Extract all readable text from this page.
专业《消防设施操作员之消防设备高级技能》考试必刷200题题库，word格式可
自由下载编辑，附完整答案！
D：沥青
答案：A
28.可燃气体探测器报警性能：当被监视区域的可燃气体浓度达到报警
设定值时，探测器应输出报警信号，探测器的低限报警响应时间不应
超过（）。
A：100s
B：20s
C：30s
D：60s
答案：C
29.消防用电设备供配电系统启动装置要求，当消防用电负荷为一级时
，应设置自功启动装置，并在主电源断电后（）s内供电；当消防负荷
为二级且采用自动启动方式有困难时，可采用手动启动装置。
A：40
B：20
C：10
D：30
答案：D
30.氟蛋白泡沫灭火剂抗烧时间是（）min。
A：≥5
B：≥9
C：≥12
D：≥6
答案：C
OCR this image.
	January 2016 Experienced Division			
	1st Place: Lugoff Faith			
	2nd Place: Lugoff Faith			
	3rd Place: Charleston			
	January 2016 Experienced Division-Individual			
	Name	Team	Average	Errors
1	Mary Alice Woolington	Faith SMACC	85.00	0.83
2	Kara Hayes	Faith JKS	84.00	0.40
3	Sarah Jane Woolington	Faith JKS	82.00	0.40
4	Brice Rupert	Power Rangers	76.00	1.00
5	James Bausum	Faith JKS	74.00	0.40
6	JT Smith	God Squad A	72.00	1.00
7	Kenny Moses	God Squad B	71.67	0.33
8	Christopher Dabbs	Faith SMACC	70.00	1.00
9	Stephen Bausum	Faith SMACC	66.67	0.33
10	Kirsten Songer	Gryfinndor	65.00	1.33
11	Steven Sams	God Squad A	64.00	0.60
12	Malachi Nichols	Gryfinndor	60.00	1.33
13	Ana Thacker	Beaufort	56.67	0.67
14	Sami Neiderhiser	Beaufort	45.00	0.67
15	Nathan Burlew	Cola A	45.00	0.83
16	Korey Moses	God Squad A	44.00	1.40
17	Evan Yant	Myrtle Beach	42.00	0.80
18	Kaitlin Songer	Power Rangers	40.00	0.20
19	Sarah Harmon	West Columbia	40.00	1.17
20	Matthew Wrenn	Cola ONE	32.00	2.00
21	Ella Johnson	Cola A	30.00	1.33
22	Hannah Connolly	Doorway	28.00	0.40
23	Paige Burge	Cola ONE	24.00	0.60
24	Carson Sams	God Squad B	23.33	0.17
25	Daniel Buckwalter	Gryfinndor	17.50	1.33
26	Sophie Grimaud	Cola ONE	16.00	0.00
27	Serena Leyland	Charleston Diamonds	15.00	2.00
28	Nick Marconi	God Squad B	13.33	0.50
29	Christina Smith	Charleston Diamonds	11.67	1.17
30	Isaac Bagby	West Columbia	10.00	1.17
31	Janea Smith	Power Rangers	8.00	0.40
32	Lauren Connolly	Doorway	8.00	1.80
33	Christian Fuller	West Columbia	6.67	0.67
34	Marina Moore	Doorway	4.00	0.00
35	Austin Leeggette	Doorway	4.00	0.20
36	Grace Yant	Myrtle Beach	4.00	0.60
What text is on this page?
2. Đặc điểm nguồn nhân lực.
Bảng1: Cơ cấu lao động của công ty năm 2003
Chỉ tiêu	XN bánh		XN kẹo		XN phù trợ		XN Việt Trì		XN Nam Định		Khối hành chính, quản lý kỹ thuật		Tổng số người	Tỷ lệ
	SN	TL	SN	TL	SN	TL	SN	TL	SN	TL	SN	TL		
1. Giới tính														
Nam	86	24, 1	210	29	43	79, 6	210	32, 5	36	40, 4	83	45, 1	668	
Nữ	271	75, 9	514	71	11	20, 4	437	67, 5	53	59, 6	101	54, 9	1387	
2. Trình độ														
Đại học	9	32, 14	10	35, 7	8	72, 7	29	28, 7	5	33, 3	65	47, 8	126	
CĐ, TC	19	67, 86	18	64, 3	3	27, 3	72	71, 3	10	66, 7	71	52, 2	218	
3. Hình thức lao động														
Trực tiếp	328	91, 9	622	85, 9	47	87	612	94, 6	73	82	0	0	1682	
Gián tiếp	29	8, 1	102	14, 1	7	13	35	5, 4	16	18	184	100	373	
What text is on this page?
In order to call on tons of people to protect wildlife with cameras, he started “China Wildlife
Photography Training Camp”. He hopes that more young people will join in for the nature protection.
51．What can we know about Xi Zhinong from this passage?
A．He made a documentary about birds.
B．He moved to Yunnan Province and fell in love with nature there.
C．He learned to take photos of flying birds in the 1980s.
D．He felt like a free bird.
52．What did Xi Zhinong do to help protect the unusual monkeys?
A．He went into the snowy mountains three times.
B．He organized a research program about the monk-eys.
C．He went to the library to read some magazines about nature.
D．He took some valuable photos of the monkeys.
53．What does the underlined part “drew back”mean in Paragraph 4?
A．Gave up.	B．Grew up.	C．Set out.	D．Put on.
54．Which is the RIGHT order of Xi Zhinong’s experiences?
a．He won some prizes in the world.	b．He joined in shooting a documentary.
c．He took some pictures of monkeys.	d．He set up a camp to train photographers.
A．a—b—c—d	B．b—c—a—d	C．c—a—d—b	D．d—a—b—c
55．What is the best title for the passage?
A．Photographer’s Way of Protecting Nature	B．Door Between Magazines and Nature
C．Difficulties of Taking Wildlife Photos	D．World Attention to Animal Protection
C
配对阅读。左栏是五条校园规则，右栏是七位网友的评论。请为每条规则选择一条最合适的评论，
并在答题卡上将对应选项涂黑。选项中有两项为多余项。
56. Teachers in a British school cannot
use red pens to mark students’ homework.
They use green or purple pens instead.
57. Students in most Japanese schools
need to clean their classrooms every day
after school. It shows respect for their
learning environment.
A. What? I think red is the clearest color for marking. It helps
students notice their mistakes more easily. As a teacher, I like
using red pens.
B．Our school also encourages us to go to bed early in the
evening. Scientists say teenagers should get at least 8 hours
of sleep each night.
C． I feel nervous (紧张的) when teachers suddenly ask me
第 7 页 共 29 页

Objective ▸ Pull out all lines from the listing that contain the string "like".

Right answer ▸
D．He felt like a free bird.
students notice their mistakes more easily. As a teacher, I like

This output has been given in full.